▸ Exercise goal: Take the line that contains "Enumerate this screenshot's" as the first line and the final line of the records as the last; return exactly those lines and the lines between.

---

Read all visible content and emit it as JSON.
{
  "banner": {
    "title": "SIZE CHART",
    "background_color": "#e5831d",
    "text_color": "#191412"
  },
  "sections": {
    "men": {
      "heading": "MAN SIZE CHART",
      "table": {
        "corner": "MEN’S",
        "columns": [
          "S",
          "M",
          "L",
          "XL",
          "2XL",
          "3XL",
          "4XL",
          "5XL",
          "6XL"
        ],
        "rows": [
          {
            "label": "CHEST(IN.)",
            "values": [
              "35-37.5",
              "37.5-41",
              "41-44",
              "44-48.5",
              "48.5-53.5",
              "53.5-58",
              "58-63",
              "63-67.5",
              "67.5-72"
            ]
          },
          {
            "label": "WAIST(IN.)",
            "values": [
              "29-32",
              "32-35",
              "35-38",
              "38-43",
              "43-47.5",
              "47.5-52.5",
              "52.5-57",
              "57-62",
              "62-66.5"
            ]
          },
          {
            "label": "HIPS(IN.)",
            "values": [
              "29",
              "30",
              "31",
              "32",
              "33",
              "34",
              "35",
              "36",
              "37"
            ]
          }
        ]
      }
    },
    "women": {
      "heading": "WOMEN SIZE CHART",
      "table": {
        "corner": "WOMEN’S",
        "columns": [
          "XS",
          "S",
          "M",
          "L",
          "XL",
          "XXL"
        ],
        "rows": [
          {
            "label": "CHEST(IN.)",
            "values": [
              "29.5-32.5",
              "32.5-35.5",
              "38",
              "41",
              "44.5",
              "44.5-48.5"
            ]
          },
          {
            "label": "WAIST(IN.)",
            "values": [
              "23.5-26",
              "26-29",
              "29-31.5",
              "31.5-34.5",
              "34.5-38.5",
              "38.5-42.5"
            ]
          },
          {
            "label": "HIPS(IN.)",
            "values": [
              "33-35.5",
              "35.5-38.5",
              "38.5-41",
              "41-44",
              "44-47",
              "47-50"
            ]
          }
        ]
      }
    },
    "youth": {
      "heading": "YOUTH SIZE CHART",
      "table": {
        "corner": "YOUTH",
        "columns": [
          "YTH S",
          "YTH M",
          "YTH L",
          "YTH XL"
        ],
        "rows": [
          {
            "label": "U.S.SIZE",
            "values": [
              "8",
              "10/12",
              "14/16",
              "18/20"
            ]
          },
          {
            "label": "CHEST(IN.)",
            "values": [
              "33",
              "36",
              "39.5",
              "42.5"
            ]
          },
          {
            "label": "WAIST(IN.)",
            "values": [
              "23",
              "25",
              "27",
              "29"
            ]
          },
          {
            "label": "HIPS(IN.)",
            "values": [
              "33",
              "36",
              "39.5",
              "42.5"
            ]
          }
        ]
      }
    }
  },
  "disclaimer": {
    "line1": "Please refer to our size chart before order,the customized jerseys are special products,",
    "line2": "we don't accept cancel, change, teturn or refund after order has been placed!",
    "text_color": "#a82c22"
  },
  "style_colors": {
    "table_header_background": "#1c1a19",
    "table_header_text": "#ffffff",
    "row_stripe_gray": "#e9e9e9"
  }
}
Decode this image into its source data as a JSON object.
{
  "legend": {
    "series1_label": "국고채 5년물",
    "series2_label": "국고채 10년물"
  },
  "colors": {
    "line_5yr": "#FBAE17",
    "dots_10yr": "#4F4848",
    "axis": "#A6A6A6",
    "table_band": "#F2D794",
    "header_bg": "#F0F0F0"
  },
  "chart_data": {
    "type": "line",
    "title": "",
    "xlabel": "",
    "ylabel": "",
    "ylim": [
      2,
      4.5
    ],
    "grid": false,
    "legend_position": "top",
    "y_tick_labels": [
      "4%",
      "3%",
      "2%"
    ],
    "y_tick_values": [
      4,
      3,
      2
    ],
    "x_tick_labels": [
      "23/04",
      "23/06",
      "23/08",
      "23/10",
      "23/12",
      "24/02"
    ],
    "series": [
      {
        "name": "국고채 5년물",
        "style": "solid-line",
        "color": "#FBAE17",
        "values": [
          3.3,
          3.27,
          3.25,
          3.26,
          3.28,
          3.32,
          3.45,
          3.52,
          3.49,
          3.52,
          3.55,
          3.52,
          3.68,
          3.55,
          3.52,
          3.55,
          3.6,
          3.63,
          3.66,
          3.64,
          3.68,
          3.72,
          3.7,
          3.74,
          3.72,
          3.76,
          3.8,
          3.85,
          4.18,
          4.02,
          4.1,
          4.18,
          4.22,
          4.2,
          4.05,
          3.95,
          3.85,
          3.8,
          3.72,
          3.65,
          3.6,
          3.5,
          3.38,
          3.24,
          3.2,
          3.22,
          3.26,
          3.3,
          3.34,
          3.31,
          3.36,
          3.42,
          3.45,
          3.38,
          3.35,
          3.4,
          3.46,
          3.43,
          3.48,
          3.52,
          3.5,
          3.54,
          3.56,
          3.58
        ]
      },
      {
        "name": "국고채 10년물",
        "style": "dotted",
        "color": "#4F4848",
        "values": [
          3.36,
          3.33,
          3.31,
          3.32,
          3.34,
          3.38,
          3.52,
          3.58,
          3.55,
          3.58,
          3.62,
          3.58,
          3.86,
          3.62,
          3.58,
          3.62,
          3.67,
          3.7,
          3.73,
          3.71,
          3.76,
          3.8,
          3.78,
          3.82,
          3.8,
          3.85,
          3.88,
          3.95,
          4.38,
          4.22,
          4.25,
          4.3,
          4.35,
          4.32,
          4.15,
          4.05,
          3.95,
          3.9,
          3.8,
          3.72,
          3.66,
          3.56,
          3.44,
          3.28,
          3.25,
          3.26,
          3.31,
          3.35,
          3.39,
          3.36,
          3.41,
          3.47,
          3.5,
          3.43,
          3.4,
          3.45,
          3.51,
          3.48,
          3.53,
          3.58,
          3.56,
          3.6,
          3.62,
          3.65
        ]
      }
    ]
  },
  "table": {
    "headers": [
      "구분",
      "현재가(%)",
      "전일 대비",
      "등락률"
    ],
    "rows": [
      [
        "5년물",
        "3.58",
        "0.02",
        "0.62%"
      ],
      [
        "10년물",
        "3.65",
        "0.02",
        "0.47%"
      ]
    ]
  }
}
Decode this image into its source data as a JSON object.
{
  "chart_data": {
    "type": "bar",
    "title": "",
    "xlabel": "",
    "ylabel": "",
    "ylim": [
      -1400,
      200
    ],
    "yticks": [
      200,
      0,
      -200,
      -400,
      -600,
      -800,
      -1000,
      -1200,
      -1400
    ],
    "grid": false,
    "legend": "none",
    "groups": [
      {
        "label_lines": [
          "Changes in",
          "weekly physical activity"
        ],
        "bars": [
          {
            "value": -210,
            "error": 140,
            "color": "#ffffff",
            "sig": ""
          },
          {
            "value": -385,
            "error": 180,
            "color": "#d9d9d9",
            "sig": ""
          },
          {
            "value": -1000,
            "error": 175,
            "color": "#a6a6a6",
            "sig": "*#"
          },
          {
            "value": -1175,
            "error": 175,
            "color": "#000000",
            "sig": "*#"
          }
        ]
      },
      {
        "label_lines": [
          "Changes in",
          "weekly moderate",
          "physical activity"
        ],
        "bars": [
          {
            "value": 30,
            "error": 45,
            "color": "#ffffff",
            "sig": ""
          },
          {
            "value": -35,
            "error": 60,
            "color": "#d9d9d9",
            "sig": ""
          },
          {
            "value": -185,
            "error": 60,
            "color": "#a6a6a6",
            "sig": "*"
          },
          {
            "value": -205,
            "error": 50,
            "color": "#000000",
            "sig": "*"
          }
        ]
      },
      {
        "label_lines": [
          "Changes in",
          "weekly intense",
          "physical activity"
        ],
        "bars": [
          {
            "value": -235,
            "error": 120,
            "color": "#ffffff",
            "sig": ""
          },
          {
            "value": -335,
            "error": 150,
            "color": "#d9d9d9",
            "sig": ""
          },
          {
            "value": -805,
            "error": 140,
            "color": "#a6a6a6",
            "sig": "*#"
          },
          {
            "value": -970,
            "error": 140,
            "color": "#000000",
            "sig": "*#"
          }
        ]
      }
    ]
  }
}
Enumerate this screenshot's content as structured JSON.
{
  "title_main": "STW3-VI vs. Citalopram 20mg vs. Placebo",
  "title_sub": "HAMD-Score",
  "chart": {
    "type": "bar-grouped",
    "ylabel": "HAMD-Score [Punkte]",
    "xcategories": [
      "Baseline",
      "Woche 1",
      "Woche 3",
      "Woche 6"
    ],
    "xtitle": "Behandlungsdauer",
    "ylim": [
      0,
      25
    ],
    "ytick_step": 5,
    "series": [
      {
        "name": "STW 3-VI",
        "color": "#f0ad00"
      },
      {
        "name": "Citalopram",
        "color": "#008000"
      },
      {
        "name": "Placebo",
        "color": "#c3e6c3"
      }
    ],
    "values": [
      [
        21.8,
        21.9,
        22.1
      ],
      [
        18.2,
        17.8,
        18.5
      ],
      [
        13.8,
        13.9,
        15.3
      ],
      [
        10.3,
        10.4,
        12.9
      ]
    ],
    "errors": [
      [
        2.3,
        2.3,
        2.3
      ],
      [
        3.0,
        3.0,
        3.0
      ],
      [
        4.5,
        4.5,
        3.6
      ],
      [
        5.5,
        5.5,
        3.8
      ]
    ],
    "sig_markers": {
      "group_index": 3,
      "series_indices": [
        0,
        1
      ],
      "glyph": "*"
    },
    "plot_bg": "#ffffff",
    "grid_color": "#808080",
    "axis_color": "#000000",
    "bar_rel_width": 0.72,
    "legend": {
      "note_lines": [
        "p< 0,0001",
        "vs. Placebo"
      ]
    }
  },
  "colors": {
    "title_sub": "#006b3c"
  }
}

---

▸ Answer to the exercise:
Enumerate this screenshot's content as structured JSON.
{
  "title_main": "STW3-VI vs. Citalopram 20mg vs. Placebo",
  "title_sub": "HAMD-Score",
  "chart": {
    "type": "bar-grouped",
    "ylabel": "HAMD-Score [Punkte]",
    "xcategories": [
      "Baseline",
      "Woche 1",
      "Woche 3",
      "Woche 6"
    ],
    "xtitle": "Behandlungsdauer",
    "ylim": [
      0,
      25
    ],
    "ytick_step": 5,
    "series": [
      {
        "name": "STW 3-VI",
        "color": "#f0ad00"
      },
      {
        "name": "Citalopram",
        "color": "#008000"
      },
      {
        "name": "Placebo",
        "color": "#c3e6c3"
      }
    ],
    "values": [
      [
        21.8,
        21.9,
        22.1
      ],
      [
        18.2,
        17.8,
        18.5
      ],
      [
        13.8,
        13.9,
        15.3
      ],
      [
        10.3,
        10.4,
        12.9
      ]
    ],
    "errors": [
      [
        2.3,
        2.3,
        2.3
      ],
      [
        3.0,
        3.0,
        3.0
      ],
      [
        4.5,
        4.5,
        3.6
      ],
      [
        5.5,
        5.5,
        3.8
      ]
    ],
    "sig_markers": {
      "group_index": 3,
      "series_indices": [
        0,
        1
      ],
      "glyph": "*"
    },
    "plot_bg": "#ffffff",
    "grid_color": "#808080",
    "axis_color": "#000000",
    "bar_rel_width": 0.72,
    "legend": {
      "note_lines": [
        "p< 0,0001",
        "vs. Placebo"
      ]
    }
  },
  "colors": {
    "title_sub": "#006b3c"
  }
}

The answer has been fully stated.